Provided text:
StarWind HCA is one of the 10 coolest HCI systems of 2019 (so far)

Dashrender

@dyasny said in StarWind HCA is one of the 10 coolest HCI systems of 2019 (so far):

The reason software RAID outperforms hardware these days is much simpler - hardware raid asics never got as much investment and boosting as regular CPUs, so what we have is modern massive CPUs vs RAID controllers that haven't seem much progress since the late 90s. And since nobody cares enough to invest in them or make them cheaper, they simply die out, which is well and proper.

I've been wondering about this very point. Clearly the CPUs in systems have gotten better and better - hell, we know because of crypto mining that ASICS are getting better and better (job specific). So why is hardware RAID slower than software?
The only thing I can come up with is trace length latency in the system. Assuming the storage is local in both cases, I would expect a modern, currently developed RAID ASIC would match or trash a CPU doing the same task - the difference then being that the RAID controller has to then hand the data off to the RAM and CPU for actual processing - so there 'might' be a step saving by having the CPU doing it all.

@scottalanmiller ?

dyasny

@Dashrender said in StarWind HCA is one of the 10 coolest HCI systems of 2019 (so far):

I've been wondering about this very point. Clearly the CPUs in systems have gotten better and better - hell, we know because of crypto mining that ASICS are getting better and better (job specific). So why is hardware RAID slower than software?

Because these ASICs aren't priority - mining ASICs and speed trading ASICs make money, it's a worthwhile investment. A RAID controller ASIC does a job and sells a controller for $200 once, with the customer grumbling about being able to do it all in software for free anyway.

The only thing I can come up with is trace length latency in the system. Assuming the storage is local in both cases, I would expect a modern, currently developed RAID ASIC would match or trash a CPU doing the same task - the difference then being that the RAID controller has to then hand the data off to the RAM and CPU for actual processing - so there 'might' be a step saving by having the CPU doing it all.

Data rows:
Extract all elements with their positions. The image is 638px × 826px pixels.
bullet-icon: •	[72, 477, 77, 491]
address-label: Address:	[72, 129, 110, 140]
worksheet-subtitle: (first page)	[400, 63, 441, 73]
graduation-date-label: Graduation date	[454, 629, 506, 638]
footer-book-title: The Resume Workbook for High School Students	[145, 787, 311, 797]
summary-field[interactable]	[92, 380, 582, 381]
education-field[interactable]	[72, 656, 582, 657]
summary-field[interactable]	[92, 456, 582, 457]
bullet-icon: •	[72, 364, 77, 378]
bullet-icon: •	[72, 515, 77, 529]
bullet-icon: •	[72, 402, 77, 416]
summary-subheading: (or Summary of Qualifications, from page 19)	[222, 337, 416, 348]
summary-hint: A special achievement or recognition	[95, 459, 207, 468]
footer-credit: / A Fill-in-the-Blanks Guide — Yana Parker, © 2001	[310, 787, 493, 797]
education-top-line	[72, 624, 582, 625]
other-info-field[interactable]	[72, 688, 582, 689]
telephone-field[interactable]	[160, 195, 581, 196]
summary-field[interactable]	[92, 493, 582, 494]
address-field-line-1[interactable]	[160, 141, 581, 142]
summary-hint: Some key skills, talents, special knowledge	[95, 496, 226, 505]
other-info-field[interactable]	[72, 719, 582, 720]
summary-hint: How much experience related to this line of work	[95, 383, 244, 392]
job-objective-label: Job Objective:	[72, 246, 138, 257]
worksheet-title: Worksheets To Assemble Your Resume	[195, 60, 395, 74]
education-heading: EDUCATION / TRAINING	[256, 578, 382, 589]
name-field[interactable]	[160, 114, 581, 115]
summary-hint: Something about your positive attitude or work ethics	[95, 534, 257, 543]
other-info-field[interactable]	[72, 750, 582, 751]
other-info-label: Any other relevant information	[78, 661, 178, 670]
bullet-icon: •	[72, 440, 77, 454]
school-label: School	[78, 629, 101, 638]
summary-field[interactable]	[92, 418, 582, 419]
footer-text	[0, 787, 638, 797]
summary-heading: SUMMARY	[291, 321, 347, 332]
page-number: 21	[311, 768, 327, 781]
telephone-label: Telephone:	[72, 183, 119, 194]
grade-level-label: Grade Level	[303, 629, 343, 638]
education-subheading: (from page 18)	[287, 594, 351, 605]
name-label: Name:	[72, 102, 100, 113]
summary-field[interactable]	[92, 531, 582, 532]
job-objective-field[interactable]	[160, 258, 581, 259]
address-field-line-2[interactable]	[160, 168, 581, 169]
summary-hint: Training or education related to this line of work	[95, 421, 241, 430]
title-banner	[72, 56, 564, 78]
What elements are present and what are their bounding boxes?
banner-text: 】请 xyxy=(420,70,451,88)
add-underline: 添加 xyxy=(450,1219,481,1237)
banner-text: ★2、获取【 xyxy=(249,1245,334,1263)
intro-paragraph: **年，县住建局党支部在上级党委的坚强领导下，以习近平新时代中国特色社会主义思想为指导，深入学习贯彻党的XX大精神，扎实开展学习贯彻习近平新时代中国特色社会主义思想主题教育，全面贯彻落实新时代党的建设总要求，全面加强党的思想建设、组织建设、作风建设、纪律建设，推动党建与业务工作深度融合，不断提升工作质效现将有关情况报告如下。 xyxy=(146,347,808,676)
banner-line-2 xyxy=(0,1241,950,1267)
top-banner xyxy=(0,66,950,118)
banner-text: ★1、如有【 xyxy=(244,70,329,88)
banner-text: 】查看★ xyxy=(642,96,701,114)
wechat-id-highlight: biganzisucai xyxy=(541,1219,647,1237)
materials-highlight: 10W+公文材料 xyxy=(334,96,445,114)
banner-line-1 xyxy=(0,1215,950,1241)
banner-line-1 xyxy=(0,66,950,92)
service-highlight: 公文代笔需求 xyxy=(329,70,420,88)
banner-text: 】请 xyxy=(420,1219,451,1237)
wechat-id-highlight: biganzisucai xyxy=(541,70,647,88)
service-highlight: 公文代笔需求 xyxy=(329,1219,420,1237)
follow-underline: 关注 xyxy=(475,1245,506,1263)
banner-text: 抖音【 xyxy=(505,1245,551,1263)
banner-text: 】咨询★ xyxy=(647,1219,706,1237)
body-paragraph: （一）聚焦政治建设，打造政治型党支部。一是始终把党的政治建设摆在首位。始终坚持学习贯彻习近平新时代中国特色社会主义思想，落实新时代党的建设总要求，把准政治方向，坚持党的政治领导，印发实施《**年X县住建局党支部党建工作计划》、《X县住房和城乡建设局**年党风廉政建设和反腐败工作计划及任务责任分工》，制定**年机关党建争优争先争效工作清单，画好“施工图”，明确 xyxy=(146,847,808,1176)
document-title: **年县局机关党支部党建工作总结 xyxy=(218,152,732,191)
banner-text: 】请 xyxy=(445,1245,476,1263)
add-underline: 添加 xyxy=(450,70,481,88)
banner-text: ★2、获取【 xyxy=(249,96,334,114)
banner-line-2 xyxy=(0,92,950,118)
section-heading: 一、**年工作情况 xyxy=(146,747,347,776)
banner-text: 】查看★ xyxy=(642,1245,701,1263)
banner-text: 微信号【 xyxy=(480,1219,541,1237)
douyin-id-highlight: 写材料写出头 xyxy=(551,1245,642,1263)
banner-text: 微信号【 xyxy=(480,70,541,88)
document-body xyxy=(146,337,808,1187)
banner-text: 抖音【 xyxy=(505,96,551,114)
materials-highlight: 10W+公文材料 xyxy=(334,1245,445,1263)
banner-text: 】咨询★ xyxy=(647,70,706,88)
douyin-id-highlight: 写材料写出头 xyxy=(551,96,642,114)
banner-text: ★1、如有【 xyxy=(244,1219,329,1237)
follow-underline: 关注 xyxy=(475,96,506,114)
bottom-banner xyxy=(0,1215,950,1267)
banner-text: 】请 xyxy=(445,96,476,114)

To-do list:
1. Copy out the stretch of the entries from their first line through the line that contains "63, 441, 73]", keeping every line the same.
2. Continue the forum thread about hardware versus software RAID from the point where it stops.

Per-task outputs:
1.
Extract all elements with their positions. The image is 638px × 826px pixels.
bullet-icon: •	[72, 477, 77, 491]
address-label: Address:	[72, 129, 110, 140]
worksheet-subtitle: (first page)	[400, 63, 441, 73]

2.
Not really. Depending on the RAID, there are few things to do - mirror writes and balance reads for raid1(+N), and calculating parity for striped arrays. None of this is very specific and would be much better in a separate ASIC, given a powerful enough generic CPU. The operations are in any case happening under the driver level, transparently for the IO issuing layer.

scottalanmiller

@FATeknollogee said in StarWind HCA is one of the 10 coolest HCI systems of 2019 (so far):

@scottalanmiller said in StarWind HCA is one of the 10 coolest HCI systems of 2019 (so far):

@FATeknollogee said in StarWind HCA is one of the 10 coolest HCI systems of 2019 (so far):

@scottalanmiller said in StarWind HCA is one of the 10 coolest HCI systems of 2019 (so far):

@FATeknollogee said in StarWind HCA is one of the 10 coolest HCI systems of 2019 (so far):

Curious question...what happened to Starwind vSAN for Linux (KVM), is that not a thing anymore?

It is for sure, they talked about it at MangoCon

OK..wonder how Starwind HCA/vSAN compares to VMware vSAN!

Only requires two nodes, is available for free, has some really breakthrough tech, is cross platform, Network RAID vs RAIN, etc.

Forgetting the number of nodes (for a minute), are you saying it performs better than VMware's vSAN?

It performs better than anyone. It's insanely fast.

scottalanmiller

@dyasny said in StarWind HCA is one of the 10 coolest HCI systems of 2019 (so far):

It is yet anothe niche approach to doing specific things and not the solution to everything under the sun, like the people pushing it claim

Actually, it basically is. Because HCI is essentially just "logical design". It's not some magic, it's just the obvious, logical way to build systems of any scale. One can easily show that every stand alone server is HCI, too. Basically HCI encompasses everything that isn't IPOD or just overbuild SAN infrastructure which has a place, but is incredibly niche.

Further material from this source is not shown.